<<<<

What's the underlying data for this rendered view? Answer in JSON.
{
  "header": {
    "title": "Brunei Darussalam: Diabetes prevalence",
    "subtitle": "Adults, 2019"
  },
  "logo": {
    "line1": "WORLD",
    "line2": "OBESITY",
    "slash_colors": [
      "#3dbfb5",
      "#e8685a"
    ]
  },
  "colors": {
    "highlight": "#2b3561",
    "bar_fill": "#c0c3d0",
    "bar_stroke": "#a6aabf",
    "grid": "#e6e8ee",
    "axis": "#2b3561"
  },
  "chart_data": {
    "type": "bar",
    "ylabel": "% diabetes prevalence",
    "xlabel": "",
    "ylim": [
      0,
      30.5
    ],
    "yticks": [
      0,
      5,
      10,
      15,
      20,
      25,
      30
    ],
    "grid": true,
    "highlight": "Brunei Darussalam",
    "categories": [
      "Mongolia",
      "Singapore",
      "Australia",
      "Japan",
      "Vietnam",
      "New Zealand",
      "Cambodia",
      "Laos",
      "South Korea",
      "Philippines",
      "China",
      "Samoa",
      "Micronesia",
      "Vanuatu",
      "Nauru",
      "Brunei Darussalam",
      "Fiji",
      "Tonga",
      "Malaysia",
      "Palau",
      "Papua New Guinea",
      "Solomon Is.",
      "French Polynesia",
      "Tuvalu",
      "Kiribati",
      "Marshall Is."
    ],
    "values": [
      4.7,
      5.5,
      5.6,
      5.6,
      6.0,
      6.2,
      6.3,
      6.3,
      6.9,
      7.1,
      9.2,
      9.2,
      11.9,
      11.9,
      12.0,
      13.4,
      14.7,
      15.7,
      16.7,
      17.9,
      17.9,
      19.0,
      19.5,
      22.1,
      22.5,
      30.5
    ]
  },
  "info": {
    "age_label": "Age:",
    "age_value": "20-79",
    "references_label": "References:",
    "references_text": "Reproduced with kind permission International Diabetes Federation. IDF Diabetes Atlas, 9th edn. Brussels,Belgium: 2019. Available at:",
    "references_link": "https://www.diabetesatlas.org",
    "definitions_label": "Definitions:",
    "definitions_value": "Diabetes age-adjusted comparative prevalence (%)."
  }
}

>>>>

* Task to carry out: Using the listing above, reproduce each line without omission.

* Finished exercise:
What's the underlying data for this rendered view? Answer in JSON.
{
  "header": {
    "title": "Brunei Darussalam: Diabetes prevalence",
    "subtitle": "Adults, 2019"
  },
  "logo": {
    "line1": "WORLD",
    "line2": "OBESITY",
    "slash_colors": [
      "#3dbfb5",
      "#e8685a"
    ]
  },
  "colors": {
    "highlight": "#2b3561",
    "bar_fill": "#c0c3d0",
    "bar_stroke": "#a6aabf",
    "grid": "#e6e8ee",
    "axis": "#2b3561"
  },
  "chart_data": {
    "type": "bar",
    "ylabel": "% diabetes prevalence",
    "xlabel": "",
    "ylim": [
      0,
      30.5
    ],
    "yticks": [
      0,
      5,
      10,
      15,
      20,
      25,
      30
    ],
    "grid": true,
    "highlight": "Brunei Darussalam",
    "categories": [
      "Mongolia",
      "Singapore",
      "Australia",
      "Japan",
      "Vietnam",
      "New Zealand",
      "Cambodia",
      "Laos",
      "South Korea",
      "Philippines",
      "China",
      "Samoa",
      "Micronesia",
      "Vanuatu",
      "Nauru",
      "Brunei Darussalam",
      "Fiji",
      "Tonga",
      "Malaysia",
      "Palau",
      "Papua New Guinea",
      "Solomon Is.",
      "French Polynesia",
      "Tuvalu",
      "Kiribati",
      "Marshall Is."
    ],
    "values": [
      4.7,
      5.5,
      5.6,
      5.6,
      6.0,
      6.2,
      6.3,
      6.3,
      6.9,
      7.1,
      9.2,
      9.2,
      11.9,
      11.9,
      12.0,
      13.4,
      14.7,
      15.7,
      16.7,
      17.9,
      17.9,
      19.0,
      19.5,
      22.1,
      22.5,
      30.5
    ]
  },
  "info": {
    "age_label": "Age:",
    "age_value": "20-79",
    "references_label": "References:",
    "references_text": "Reproduced with kind permission International Diabetes Federation. IDF Diabetes Atlas, 9th edn. Brussels,Belgium: 2019. Available at:",
    "references_link": "https://www.diabetesatlas.org",
    "definitions_label": "Definitions:",
    "definitions_value": "Diabetes age-adjusted comparative prevalence (%)."
  }
}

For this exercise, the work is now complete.